══ Excerpted records

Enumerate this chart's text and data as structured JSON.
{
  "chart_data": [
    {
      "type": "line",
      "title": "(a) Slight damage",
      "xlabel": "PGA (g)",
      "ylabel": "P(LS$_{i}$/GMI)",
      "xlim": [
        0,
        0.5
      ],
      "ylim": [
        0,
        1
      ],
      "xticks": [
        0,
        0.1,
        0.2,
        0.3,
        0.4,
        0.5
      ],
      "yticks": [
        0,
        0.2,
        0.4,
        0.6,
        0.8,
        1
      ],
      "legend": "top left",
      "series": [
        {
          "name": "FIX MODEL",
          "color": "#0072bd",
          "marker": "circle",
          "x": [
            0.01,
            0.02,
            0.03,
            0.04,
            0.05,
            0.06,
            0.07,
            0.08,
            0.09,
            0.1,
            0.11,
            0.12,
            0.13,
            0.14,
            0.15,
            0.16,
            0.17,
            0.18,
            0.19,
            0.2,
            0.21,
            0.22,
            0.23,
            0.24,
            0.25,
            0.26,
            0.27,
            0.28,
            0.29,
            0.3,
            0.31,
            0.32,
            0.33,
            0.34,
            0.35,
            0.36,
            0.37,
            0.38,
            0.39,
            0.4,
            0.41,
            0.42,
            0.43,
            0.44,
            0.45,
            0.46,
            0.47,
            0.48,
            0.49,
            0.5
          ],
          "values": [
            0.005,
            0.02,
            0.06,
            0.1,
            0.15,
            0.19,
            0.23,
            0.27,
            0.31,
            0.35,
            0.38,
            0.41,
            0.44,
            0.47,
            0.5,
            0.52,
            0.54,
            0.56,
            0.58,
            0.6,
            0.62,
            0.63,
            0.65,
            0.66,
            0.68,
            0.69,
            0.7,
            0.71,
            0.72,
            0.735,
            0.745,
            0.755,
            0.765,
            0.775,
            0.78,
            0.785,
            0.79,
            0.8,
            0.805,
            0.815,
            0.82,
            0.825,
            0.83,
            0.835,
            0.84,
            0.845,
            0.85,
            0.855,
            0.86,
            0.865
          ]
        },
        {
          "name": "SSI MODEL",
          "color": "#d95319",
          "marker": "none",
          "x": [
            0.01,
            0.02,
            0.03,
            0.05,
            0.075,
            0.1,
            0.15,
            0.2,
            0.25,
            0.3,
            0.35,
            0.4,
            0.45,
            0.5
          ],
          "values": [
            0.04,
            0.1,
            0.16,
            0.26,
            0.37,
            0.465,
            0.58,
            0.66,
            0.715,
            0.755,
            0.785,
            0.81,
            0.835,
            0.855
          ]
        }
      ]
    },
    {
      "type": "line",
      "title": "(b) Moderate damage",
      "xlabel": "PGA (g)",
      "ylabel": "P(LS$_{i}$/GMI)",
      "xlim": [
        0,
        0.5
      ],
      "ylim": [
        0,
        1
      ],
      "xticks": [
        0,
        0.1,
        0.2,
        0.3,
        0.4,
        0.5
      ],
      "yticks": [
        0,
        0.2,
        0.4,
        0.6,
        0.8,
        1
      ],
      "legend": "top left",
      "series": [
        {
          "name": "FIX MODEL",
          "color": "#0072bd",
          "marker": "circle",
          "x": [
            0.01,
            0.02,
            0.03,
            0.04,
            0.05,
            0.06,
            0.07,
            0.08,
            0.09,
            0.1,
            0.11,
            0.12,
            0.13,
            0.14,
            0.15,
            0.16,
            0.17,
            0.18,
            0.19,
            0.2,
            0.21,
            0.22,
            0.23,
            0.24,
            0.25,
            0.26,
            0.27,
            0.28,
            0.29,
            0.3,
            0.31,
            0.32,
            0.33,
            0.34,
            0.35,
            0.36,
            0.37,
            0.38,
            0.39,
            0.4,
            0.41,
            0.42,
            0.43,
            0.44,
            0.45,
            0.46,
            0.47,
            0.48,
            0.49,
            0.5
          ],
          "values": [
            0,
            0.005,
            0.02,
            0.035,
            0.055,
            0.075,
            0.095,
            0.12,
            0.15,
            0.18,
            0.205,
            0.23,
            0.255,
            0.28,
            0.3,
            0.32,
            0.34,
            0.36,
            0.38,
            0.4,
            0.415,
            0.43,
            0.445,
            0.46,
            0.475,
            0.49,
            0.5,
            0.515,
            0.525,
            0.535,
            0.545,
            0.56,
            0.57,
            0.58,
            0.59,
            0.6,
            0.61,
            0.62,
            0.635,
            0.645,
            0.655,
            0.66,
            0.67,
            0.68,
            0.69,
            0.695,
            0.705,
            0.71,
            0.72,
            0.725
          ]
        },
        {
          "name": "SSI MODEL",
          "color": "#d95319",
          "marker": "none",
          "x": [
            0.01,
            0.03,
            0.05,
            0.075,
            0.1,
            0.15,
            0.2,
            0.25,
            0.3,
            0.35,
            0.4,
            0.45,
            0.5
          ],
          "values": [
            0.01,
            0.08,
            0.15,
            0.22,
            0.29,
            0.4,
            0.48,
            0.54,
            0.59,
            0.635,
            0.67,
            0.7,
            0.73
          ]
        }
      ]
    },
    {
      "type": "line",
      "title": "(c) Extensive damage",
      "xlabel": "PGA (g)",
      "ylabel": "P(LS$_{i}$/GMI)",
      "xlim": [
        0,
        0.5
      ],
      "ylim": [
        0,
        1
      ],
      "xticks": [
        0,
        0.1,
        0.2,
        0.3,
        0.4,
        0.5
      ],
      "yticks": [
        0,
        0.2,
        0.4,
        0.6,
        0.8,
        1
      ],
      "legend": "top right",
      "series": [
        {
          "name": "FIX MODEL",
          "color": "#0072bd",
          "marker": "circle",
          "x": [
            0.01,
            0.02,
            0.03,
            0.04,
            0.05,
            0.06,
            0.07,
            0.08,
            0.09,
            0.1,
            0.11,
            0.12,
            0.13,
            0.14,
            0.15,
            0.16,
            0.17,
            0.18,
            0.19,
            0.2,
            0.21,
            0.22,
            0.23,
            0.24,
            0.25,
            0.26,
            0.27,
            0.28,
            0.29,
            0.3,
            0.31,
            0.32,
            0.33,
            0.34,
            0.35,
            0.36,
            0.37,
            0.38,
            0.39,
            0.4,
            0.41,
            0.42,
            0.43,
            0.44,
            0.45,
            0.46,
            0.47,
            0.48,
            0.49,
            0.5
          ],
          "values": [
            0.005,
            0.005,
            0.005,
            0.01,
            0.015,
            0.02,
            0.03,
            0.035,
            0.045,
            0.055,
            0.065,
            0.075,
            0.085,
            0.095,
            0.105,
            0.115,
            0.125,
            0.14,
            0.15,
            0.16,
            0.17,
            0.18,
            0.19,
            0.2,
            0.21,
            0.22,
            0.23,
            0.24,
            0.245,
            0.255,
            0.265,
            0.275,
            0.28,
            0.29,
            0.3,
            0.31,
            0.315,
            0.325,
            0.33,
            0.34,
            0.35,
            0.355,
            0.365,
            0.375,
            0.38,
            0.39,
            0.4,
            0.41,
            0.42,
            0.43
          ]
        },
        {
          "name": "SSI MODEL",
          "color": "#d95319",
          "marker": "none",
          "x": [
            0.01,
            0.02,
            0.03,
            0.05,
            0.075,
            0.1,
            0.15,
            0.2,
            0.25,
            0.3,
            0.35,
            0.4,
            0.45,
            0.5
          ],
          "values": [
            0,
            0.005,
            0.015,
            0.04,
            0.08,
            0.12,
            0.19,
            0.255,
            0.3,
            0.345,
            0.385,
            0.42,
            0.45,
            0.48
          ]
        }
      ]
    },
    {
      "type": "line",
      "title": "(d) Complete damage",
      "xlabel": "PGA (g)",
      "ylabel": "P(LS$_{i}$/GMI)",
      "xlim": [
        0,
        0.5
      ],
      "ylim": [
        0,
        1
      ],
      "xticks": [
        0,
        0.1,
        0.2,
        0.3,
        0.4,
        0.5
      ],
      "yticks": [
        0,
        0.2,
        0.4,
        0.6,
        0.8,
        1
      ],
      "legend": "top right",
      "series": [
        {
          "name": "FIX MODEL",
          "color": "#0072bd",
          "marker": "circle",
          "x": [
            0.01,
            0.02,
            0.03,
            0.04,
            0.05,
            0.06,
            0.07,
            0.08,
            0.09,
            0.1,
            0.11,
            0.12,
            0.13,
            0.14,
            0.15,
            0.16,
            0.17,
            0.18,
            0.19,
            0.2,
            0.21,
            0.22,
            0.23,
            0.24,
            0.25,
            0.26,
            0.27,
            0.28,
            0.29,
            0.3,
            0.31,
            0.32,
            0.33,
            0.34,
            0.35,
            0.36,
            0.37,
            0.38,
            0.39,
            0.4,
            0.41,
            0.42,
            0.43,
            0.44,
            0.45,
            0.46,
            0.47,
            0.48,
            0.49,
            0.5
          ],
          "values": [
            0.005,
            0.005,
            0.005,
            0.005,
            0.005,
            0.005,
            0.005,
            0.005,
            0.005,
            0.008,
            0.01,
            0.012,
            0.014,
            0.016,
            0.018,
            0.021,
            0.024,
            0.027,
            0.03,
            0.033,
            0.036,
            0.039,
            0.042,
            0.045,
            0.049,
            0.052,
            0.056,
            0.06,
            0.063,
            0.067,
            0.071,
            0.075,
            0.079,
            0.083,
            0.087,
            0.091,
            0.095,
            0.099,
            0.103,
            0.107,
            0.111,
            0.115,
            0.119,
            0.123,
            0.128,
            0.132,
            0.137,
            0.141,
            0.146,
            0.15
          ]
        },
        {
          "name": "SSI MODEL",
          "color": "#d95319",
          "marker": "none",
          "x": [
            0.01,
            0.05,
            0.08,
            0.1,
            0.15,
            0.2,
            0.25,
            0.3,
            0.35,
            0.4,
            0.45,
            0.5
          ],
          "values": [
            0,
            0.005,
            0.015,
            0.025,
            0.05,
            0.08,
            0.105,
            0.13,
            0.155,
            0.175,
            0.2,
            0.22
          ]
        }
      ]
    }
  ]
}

════

**Task objective**
In the listing, find every line containing the word "title" and list it.

**Solution to this exercise**
      "title": "(a) Slight damage",
      "title": "(b) Moderate damage",
      "title": "(c) Extensive damage",
      "title": "(d) Complete damage",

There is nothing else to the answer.